Copy every line that contains the string "name" from the entries below.

RECORD LIST ->

++++++++++

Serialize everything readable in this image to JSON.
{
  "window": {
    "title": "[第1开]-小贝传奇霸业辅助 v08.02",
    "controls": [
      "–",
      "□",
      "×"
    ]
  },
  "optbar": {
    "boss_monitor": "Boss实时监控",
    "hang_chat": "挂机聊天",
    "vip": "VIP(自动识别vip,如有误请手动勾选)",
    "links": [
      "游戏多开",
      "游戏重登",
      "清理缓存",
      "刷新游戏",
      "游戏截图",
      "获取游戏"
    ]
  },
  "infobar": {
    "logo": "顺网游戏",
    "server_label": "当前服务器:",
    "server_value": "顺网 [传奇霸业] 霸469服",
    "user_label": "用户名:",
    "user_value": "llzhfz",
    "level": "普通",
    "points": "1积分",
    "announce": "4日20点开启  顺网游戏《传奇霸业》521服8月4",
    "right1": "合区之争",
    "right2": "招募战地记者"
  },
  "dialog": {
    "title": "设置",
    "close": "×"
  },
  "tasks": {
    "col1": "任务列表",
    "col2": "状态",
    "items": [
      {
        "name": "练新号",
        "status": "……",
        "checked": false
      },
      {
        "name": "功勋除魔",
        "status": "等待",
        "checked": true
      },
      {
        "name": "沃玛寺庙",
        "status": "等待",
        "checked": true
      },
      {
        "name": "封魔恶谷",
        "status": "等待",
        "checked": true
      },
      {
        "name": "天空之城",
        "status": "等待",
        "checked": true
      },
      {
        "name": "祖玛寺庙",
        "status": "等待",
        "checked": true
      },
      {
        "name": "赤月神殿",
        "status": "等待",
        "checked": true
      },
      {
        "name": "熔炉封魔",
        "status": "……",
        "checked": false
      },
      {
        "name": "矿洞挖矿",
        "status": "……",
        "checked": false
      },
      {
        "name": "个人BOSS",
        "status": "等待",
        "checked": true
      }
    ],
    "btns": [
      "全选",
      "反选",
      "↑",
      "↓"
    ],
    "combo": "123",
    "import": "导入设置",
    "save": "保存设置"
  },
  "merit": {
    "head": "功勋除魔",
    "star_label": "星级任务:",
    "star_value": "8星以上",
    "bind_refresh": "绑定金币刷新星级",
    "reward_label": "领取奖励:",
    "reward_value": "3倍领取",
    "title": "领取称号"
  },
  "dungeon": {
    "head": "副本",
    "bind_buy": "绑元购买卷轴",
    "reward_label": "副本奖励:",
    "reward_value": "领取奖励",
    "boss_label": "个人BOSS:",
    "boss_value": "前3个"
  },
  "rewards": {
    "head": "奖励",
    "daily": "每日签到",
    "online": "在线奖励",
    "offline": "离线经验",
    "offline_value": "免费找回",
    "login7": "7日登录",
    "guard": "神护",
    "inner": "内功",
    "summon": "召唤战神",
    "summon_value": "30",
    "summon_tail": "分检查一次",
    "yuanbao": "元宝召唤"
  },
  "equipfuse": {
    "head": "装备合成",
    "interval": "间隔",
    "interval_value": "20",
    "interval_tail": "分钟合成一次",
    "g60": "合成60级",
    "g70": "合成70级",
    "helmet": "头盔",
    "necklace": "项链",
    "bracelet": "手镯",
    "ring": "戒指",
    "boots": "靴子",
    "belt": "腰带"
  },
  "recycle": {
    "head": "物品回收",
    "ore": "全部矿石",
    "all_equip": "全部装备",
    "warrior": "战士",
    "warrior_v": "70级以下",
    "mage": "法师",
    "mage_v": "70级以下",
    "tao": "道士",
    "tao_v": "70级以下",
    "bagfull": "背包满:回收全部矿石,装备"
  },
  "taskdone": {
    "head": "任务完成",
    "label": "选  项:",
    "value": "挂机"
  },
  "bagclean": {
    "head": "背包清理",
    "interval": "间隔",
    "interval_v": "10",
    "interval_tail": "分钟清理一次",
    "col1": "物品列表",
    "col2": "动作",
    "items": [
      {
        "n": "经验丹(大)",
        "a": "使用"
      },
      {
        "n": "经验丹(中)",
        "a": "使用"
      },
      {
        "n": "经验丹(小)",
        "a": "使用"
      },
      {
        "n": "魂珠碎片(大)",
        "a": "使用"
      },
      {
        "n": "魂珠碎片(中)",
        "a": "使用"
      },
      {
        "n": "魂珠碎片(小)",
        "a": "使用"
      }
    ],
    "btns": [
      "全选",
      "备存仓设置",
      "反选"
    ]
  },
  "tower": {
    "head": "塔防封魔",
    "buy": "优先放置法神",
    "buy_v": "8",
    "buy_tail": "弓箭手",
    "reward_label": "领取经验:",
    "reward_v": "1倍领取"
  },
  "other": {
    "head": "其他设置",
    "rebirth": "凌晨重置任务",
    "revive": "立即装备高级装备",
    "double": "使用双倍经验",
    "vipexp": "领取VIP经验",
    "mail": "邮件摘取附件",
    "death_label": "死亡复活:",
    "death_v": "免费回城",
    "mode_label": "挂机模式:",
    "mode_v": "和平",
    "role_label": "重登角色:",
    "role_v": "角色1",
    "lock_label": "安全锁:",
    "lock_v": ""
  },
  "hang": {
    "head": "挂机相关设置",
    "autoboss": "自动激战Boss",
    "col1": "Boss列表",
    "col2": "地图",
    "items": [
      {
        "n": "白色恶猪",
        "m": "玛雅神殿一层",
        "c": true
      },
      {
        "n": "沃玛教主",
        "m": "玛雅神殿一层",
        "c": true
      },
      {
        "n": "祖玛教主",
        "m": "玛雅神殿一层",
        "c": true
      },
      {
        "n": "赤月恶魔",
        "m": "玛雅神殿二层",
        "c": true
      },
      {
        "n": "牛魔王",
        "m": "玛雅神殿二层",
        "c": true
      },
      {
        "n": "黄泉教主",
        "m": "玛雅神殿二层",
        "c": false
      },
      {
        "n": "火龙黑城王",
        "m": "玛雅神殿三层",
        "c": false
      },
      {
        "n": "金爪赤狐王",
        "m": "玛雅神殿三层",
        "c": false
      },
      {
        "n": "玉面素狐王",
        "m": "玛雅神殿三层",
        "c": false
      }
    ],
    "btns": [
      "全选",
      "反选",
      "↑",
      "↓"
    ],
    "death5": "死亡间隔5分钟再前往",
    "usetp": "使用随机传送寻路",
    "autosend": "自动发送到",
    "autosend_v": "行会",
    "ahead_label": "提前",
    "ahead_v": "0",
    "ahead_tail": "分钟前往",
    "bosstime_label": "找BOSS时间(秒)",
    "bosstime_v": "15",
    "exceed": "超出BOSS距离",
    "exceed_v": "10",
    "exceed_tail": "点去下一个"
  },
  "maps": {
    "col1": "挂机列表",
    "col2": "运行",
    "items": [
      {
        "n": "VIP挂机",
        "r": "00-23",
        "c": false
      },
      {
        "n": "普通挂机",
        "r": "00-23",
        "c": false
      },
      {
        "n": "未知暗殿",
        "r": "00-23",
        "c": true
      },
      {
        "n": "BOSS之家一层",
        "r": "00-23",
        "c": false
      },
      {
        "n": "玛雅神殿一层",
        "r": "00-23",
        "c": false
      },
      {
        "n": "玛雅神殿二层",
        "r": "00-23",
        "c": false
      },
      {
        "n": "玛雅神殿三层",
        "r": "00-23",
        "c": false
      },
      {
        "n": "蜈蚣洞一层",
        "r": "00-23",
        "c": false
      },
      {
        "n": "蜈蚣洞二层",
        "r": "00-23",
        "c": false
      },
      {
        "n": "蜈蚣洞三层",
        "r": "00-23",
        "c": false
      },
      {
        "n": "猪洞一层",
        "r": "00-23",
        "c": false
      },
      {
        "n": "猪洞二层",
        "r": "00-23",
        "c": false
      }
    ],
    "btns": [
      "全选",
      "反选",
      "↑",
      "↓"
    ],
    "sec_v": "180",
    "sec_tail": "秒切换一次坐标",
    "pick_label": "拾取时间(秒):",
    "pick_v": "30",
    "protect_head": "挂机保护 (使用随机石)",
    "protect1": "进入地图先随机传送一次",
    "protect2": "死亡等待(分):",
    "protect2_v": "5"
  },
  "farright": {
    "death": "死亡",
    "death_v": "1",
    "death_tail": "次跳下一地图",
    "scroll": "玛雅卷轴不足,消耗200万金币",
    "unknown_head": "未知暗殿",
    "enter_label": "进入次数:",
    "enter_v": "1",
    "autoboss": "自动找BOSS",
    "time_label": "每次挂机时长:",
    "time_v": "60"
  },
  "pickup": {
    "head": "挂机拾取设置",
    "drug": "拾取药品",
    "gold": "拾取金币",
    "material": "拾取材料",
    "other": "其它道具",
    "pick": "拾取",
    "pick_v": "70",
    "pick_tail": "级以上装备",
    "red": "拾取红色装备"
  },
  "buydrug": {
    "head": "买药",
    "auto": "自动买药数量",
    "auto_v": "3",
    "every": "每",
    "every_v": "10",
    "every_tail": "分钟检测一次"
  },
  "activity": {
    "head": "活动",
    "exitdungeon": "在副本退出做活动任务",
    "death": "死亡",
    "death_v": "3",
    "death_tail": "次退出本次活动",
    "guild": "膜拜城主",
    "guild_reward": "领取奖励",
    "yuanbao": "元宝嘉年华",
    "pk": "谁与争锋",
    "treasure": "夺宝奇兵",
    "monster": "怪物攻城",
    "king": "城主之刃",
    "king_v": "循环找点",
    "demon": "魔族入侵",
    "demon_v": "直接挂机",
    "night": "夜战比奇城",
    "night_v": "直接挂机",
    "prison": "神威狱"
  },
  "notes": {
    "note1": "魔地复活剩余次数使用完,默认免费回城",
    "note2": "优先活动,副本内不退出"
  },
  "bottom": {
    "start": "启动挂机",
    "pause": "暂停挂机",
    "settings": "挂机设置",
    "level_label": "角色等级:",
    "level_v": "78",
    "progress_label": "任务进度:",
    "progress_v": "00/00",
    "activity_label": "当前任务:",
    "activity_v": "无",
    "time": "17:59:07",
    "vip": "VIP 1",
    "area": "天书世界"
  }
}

++++++++++

REPLY ->
        "name": "练新号",
        "name": "功勋除魔",
        "name": "沃玛寺庙",
        "name": "封魔恶谷",
        "name": "天空之城",
        "name": "祖玛寺庙",
        "name": "赤月神殿",
        "name": "熔炉封魔",
        "name": "矿洞挖矿",
        "name": "个人BOSS",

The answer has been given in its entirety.